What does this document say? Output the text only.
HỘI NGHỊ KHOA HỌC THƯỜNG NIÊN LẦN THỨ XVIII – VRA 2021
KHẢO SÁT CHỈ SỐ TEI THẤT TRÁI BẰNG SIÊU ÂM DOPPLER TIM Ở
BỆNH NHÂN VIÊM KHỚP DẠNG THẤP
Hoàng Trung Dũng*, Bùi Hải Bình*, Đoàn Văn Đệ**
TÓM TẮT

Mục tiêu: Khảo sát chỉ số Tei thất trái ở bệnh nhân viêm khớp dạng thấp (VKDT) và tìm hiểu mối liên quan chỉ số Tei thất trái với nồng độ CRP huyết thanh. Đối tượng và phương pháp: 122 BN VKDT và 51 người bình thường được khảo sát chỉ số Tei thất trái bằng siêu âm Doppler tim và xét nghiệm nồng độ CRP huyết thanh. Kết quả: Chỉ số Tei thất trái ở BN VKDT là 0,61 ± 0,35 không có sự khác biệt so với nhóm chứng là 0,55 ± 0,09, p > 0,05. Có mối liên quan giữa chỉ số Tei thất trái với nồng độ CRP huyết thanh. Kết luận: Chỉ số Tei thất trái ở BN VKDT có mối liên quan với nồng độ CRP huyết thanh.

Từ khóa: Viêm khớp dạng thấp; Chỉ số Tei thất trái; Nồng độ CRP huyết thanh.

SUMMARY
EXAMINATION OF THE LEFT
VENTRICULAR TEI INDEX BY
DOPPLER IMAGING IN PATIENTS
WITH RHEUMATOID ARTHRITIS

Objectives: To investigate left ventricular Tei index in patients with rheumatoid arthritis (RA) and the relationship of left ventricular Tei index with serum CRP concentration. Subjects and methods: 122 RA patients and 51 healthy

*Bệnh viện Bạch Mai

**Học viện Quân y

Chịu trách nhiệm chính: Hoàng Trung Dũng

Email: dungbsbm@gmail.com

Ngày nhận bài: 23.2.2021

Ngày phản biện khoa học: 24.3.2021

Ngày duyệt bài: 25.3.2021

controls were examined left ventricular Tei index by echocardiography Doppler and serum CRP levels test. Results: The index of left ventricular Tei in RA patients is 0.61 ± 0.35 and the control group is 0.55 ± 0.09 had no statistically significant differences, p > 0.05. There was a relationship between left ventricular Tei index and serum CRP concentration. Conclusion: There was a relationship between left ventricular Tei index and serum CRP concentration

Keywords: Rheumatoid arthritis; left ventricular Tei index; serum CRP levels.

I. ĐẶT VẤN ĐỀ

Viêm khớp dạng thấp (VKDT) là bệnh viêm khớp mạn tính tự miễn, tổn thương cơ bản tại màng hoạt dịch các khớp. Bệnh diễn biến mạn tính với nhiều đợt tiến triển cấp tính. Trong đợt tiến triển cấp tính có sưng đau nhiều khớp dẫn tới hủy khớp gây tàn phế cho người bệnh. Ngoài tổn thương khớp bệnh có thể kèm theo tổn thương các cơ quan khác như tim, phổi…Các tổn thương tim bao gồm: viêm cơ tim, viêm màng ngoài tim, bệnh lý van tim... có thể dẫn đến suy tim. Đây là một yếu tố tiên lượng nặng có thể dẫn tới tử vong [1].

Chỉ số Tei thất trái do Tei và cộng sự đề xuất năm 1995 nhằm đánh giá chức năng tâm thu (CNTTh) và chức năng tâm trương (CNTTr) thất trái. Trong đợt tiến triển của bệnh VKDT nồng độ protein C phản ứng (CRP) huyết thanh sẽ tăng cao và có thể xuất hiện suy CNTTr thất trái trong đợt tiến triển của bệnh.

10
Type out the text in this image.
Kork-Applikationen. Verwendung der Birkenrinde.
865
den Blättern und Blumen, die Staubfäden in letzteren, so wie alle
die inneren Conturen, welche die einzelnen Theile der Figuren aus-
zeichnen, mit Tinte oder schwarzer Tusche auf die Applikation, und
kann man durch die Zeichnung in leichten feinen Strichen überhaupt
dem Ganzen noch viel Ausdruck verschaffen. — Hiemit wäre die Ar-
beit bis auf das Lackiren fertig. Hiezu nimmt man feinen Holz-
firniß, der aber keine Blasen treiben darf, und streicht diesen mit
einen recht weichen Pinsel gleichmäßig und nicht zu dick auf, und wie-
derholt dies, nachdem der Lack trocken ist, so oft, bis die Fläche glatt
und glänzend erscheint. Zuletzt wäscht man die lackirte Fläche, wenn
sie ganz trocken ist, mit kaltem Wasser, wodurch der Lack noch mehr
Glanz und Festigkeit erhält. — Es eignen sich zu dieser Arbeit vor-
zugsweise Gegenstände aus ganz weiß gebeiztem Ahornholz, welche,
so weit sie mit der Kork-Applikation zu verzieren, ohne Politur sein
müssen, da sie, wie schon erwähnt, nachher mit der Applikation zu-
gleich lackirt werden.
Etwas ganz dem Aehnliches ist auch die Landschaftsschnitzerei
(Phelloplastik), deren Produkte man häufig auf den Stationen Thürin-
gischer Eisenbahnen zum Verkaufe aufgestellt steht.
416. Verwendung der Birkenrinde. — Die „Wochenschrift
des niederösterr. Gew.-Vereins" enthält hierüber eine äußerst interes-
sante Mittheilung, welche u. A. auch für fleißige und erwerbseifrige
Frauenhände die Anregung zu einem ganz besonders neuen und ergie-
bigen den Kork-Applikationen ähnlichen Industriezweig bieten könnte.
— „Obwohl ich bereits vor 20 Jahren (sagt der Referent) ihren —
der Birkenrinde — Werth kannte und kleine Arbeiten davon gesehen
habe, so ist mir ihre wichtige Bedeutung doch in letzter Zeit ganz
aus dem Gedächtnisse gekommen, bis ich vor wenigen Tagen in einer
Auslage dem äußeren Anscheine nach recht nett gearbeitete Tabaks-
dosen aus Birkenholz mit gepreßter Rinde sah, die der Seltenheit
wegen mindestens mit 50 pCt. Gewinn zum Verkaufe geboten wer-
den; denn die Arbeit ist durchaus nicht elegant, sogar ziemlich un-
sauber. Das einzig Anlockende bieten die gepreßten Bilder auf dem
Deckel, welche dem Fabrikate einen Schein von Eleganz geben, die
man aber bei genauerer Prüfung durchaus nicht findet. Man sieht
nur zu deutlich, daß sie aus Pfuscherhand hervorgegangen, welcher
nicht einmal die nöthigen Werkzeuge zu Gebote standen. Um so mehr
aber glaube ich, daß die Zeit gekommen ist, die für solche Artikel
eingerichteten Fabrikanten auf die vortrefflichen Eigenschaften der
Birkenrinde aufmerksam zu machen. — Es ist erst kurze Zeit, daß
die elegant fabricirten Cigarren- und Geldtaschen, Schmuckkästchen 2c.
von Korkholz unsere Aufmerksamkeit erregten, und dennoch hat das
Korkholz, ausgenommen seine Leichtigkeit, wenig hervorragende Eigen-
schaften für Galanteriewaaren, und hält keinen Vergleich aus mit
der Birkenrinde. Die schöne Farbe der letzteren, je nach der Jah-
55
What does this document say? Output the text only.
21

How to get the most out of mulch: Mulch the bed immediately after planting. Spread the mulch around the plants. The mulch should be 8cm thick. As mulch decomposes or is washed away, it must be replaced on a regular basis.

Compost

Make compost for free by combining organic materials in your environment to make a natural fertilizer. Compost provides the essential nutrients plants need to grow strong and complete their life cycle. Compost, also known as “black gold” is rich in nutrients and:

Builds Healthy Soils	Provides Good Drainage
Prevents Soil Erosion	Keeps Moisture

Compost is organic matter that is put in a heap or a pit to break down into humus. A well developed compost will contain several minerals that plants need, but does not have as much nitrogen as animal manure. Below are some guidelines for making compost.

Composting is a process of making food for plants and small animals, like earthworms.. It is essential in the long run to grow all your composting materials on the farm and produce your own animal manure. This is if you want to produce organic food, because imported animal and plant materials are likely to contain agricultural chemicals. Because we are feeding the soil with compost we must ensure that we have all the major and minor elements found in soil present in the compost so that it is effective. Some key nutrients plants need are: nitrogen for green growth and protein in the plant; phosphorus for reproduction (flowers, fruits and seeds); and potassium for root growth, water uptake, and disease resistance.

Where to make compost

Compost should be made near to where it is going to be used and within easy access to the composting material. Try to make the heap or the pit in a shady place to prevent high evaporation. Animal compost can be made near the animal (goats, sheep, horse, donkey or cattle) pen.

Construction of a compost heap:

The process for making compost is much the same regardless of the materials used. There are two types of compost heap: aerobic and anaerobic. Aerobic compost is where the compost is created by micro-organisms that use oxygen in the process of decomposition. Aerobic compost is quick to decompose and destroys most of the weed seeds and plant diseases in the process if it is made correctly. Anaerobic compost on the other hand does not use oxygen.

__What the task asks__: Search the listing for the word "quan". Copy every line in which it occurs.

__Task answer__:
Mục tiêu: Khảo sát chỉ số Tei thất trái ở bệnh nhân viêm khớp dạng thấp (VKDT) và tìm hiểu mối liên quan chỉ số Tei thất trái với nồng độ CRP huyết thanh. Đối tượng và phương pháp: 122 BN VKDT và 51 người bình thường được khảo sát chỉ số Tei thất trái bằng siêu âm Doppler tim và xét nghiệm nồng độ CRP huyết thanh. Kết quả: Chỉ số Tei thất trái ở BN VKDT là 0,61 ± 0,35 không có sự khác biệt so với nhóm chứng là 0,55 ± 0,09, p > 0,05. Có mối liên quan giữa chỉ số Tei thất trái với nồng độ CRP huyết thanh. Kết luận: Chỉ số Tei thất trái ở BN VKDT có mối liên quan với nồng độ CRP huyết thanh.
Viêm khớp dạng thấp (VKDT) là bệnh viêm khớp mạn tính tự miễn, tổn thương cơ bản tại màng hoạt dịch các khớp. Bệnh diễn biến mạn tính với nhiều đợt tiến triển cấp tính. Trong đợt tiến triển cấp tính có sưng đau nhiều khớp dẫn tới hủy khớp gây tàn phế cho người bệnh. Ngoài tổn thương khớp bệnh có thể kèm theo tổn thương các cơ quan khác như tim, phổi…Các tổn thương tim bao gồm: viêm cơ tim, viêm màng ngoài tim, bệnh lý van tim... có thể dẫn đến suy tim. Đây là một yếu tố tiên lượng nặng có thể dẫn tới tử vong [1].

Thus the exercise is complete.